▶ TASK DIRECTIONS
Pictures do not belong in your copy. Repeat all the other data exactly.

::: RECORDS TO PROCESS

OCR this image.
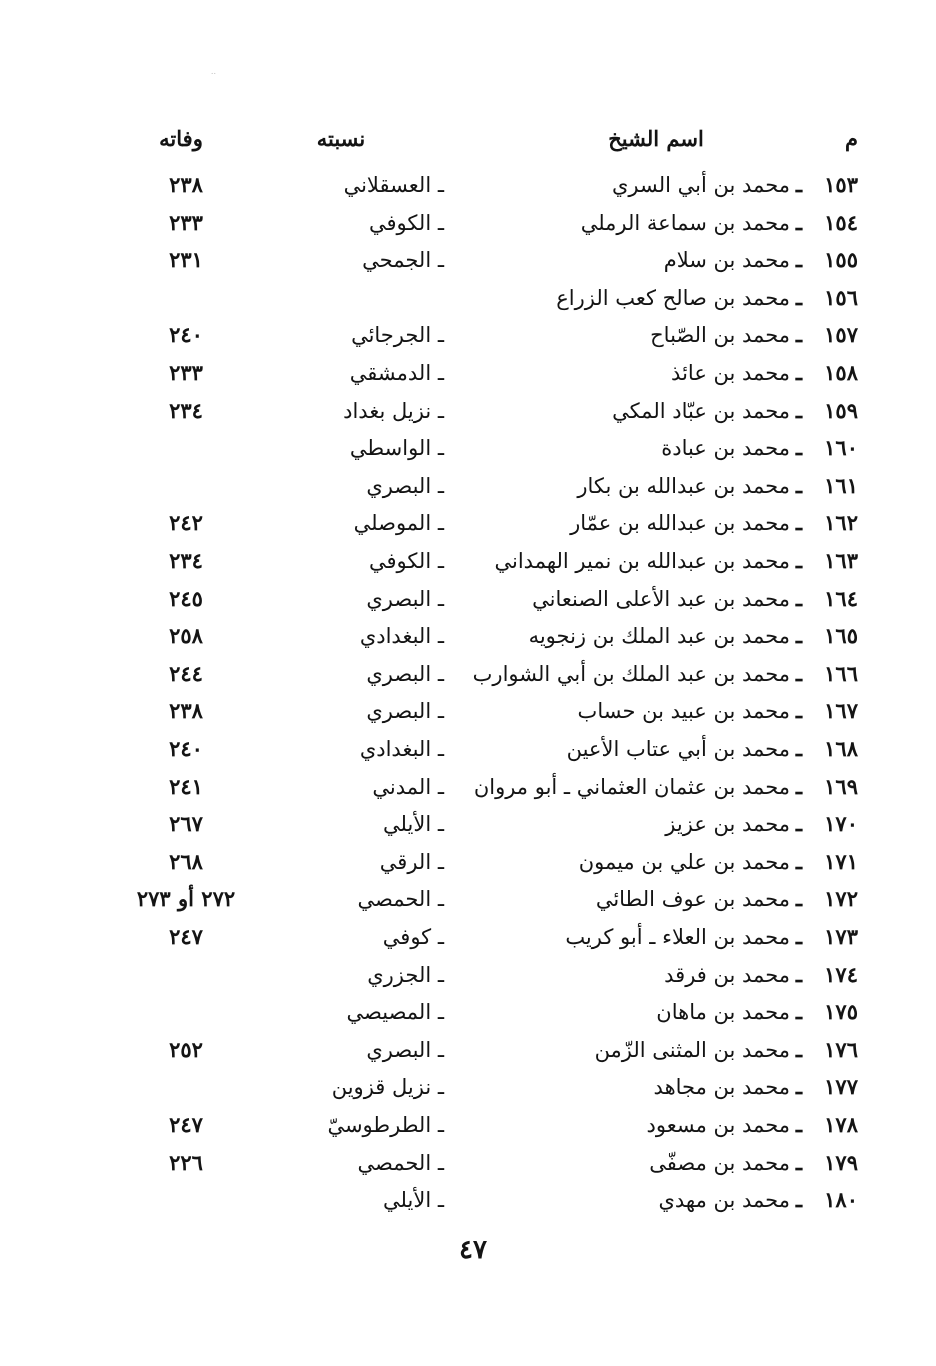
..
م
اسم الشيخ
نسبته
وفاته
١٥٣
ـ
محمد بن أبي السري
ـ العسقلاني
٢٣٨
١٥٤
ـ
محمد بن سماعة الرملي
ـ الكوفي
٢٣٣
١٥٥
ـ
محمد بن سلام
ـ الجمحي
٢٣١
١٥٦
ـ
محمد بن صالح كعب الزراع
١٥٧
ـ
محمد بن الصّباح
ـ الجرجائي
٢٤٠
١٥٨
ـ
محمد بن عائذ
ـ الدمشقي
٢٣٣
١٥٩
ـ
محمد بن عبّاد المكي
ـ نزيل بغداد
٢٣٤
١٦٠
ـ
محمد بن عبادة
ـ الواسطي
١٦١
ـ
محمد بن عبدالله بن بكار
ـ البصري
١٦٢
ـ
محمد بن عبدالله بن عمّار
ـ الموصلي
٢٤٢
١٦٣
ـ
محمد بن عبدالله بن نمير الهمداني
ـ الكوفي
٢٣٤
١٦٤
ـ
محمد بن عبد الأعلى الصنعاني
ـ البصري
٢٤٥
١٦٥
ـ
محمد بن عبد الملك بن زنجويه
ـ البغدادي
٢٥٨
١٦٦
ـ
محمد بن عبد الملك بن أبي الشوارب
ـ البصري
٢٤٤
١٦٧
ـ
محمد بن عبيد بن حساب
ـ البصري
٢٣٨
١٦٨
ـ
محمد بن أبي عتاب الأعين
ـ البغدادي
٢٤٠
١٦٩
ـ
محمد بن عثمان العثماني ـ أبو مروان
ـ المدني
٢٤١
١٧٠
ـ
محمد بن عزيز
ـ الأيلي
٢٦٧
١٧١
ـ
محمد بن علي بن ميمون
ـ الرقي
٢٦٨
١٧٢
ـ
محمد بن عوف الطائي
ـ الحمصي
٢٧٢ أو ٢٧٣
١٧٣
ـ
محمد بن العلاء ـ أبو كريب
ـ كوفي
٢٤٧
١٧٤
ـ
محمد بن فرقد
ـ الجزري
١٧٥
ـ
محمد بن ماهان
ـ المصيصي
١٧٦
ـ
محمد بن المثنى الزّمن
ـ البصري
٢٥٢
١٧٧
ـ
محمد بن مجاهد
ـ نزيل قزوين
١٧٨
ـ
محمد بن مسعود
ـ الطرطوسيّ
٢٤٧
١٧٩
ـ
محمد بن مصفّى
ـ الحمصي
٢٢٦
١٨٠
ـ
محمد بن مهدي
ـ الأيلي
٤٧
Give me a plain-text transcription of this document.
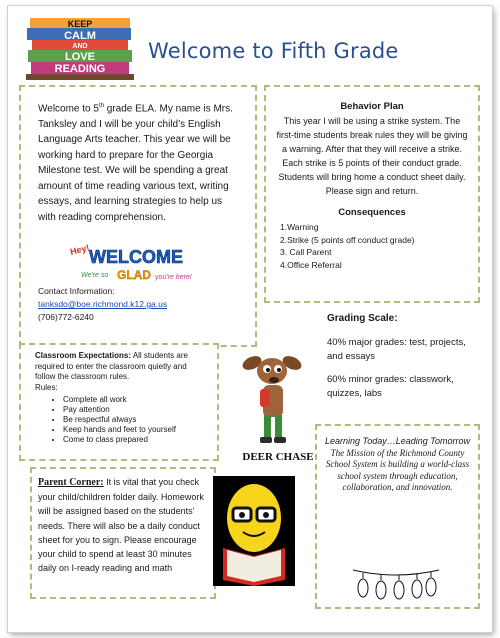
KEEP
CALM
AND
LOVE
READING
Welcome to Fifth Grade

Welcome to 5th grade ELA. My name is Mrs. Tanksley and I will be your child’s English Language Arts teacher. This year we will be working hard to prepare for the Georgia Milestone test. We will be spending a great amount of time reading various text, writing essays, and learning strategies to help us with reading comprehension.

Hey!
WELCOME
We're so GLAD you're here!
Contact Information:
tanksdo@boe.richmond.k12.ga.us
(706)772-6240
Behavior Plan
This year I will be using a strike system. The first-time students break rules they will be giving a warning. After that they will receive a strike. Each strike is 5 points of their conduct grade. Students will bring home a conduct sheet daily. Please sign and return.
Consequences
1.Warning
2.Strike (5 points off conduct grade)
3. Call Parent
4.Office Referral
Grading Scale:
40% major grades: test, projects, and essays
60% minor grades: classwork, quizzes, labs
Classroom Expectations: All students are required to enter the classroom quietly and follow the classroom rules.
Rules:
• Complete all work
• Pay attention
• Be respectful always
• Keep hands and feet to yourself
• Come to class prepared
DEER CHASE
Parent Corner: It is vital that you check your child/children folder daily. Homework will be assigned based on the students’ needs. There will also be a daily conduct sheet for you to sign. Please encourage your child to spend at least 30 minutes daily on I-ready reading and math
Learning Today…Leading Tomorrow
The Mission of the Richmond County School System is building a world-class school system through education, collaboration, and innovation.
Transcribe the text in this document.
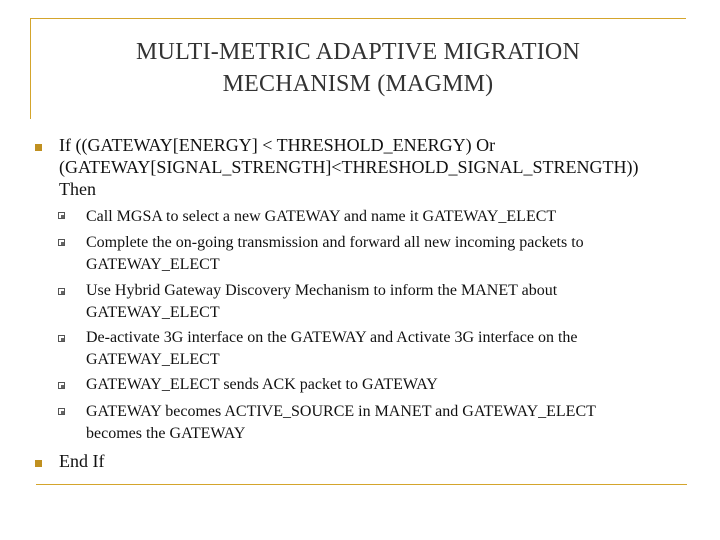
MULTI-METRIC ADAPTIVE MIGRATION
MECHANISM (MAGMM)
If ((GATEWAY[ENERGY] < THRESHOLD_ENERGY) Or
(GATEWAY[SIGNAL_STRENGTH]<THRESHOLD_SIGNAL_STRENGTH))
Then
Call MGSA to select a new GATEWAY and name it GATEWAY_ELECT
Complete the on-going transmission and forward all new incoming packets to
GATEWAY_ELECT
Use Hybrid Gateway Discovery Mechanism to inform the MANET about
GATEWAY_ELECT
De-activate 3G interface on the GATEWAY and Activate 3G interface on the
GATEWAY_ELECT
GATEWAY_ELECT sends ACK packet to GATEWAY
GATEWAY becomes ACTIVE_SOURCE in MANET and GATEWAY_ELECT
becomes the GATEWAY
End If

::::::

▶ SOLUTION TO THIS PROBLEM
OCR this image.
..
م
اسم الشيخ
نسبته
وفاته
١٥٣
ـ
محمد بن أبي السري
ـ العسقلاني
٢٣٨
١٥٤
ـ
محمد بن سماعة الرملي
ـ الكوفي
٢٣٣
١٥٥
ـ
محمد بن سلام
ـ الجمحي
٢٣١
١٥٦
ـ
محمد بن صالح كعب الزراع
١٥٧
ـ
محمد بن الصّباح
ـ الجرجائي
٢٤٠
١٥٨
ـ
محمد بن عائذ
ـ الدمشقي
٢٣٣
١٥٩
ـ
محمد بن عبّاد المكي
ـ نزيل بغداد
٢٣٤
١٦٠
ـ
محمد بن عبادة
ـ الواسطي
١٦١
ـ
محمد بن عبدالله بن بكار
ـ البصري
١٦٢
ـ
محمد بن عبدالله بن عمّار
ـ الموصلي
٢٤٢
١٦٣
ـ
محمد بن عبدالله بن نمير الهمداني
ـ الكوفي
٢٣٤
١٦٤
ـ
محمد بن عبد الأعلى الصنعاني
ـ البصري
٢٤٥
١٦٥
ـ
محمد بن عبد الملك بن زنجويه
ـ البغدادي
٢٥٨
١٦٦
ـ
محمد بن عبد الملك بن أبي الشوارب
ـ البصري
٢٤٤
١٦٧
ـ
محمد بن عبيد بن حساب
ـ البصري
٢٣٨
١٦٨
ـ
محمد بن أبي عتاب الأعين
ـ البغدادي
٢٤٠
١٦٩
ـ
محمد بن عثمان العثماني ـ أبو مروان
ـ المدني
٢٤١
١٧٠
ـ
محمد بن عزيز
ـ الأيلي
٢٦٧
١٧١
ـ
محمد بن علي بن ميمون
ـ الرقي
٢٦٨
١٧٢
ـ
محمد بن عوف الطائي
ـ الحمصي
٢٧٢ أو ٢٧٣
١٧٣
ـ
محمد بن العلاء ـ أبو كريب
ـ كوفي
٢٤٧
١٧٤
ـ
محمد بن فرقد
ـ الجزري
١٧٥
ـ
محمد بن ماهان
ـ المصيصي
١٧٦
ـ
محمد بن المثنى الزّمن
ـ البصري
٢٥٢
١٧٧
ـ
محمد بن مجاهد
ـ نزيل قزوين
١٧٨
ـ
محمد بن مسعود
ـ الطرطوسيّ
٢٤٧
١٧٩
ـ
محمد بن مصفّى
ـ الحمصي
٢٢٦
١٨٠
ـ
محمد بن مهدي
ـ الأيلي
٤٧
Give me a plain-text transcription of this document.
KEEP
CALM
AND
LOVE
READING
Welcome to Fifth Grade

Welcome to 5th grade ELA. My name is Mrs. Tanksley and I will be your child’s English Language Arts teacher. This year we will be working hard to prepare for the Georgia Milestone test. We will be spending a great amount of time reading various text, writing essays, and learning strategies to help us with reading comprehension.

Hey!
WELCOME
We're so GLAD you're here!
Contact Information:
tanksdo@boe.richmond.k12.ga.us
(706)772-6240
Behavior Plan
This year I will be using a strike system. The first-time students break rules they will be giving a warning. After that they will receive a strike. Each strike is 5 points of their conduct grade. Students will bring home a conduct sheet daily. Please sign and return.
Consequences
1.Warning
2.Strike (5 points off conduct grade)
3. Call Parent
4.Office Referral
Grading Scale:
40% major grades: test, projects, and essays
60% minor grades: classwork, quizzes, labs
Classroom Expectations: All students are required to enter the classroom quietly and follow the classroom rules.
Rules:
• Complete all work
• Pay attention
• Be respectful always
• Keep hands and feet to yourself
• Come to class prepared
DEER CHASE
Parent Corner: It is vital that you check your child/children folder daily. Homework will be assigned based on the students’ needs. There will also be a daily conduct sheet for you to sign. Please encourage your child to spend at least 30 minutes daily on I-ready reading and math
Learning Today…Leading Tomorrow
The Mission of the Richmond County School System is building a world-class school system through education, collaboration, and innovation.
Transcribe the text in this document.
MULTI-METRIC ADAPTIVE MIGRATION
MECHANISM (MAGMM)
If ((GATEWAY[ENERGY] < THRESHOLD_ENERGY) Or
(GATEWAY[SIGNAL_STRENGTH]<THRESHOLD_SIGNAL_STRENGTH))
Then
Call MGSA to select a new GATEWAY and name it GATEWAY_ELECT
Complete the on-going transmission and forward all new incoming packets to
GATEWAY_ELECT
Use Hybrid Gateway Discovery Mechanism to inform the MANET about
GATEWAY_ELECT
De-activate 3G interface on the GATEWAY and Activate 3G interface on the
GATEWAY_ELECT
GATEWAY_ELECT sends ACK packet to GATEWAY
GATEWAY becomes ACTIVE_SOURCE in MANET and GATEWAY_ELECT
becomes the GATEWAY
End If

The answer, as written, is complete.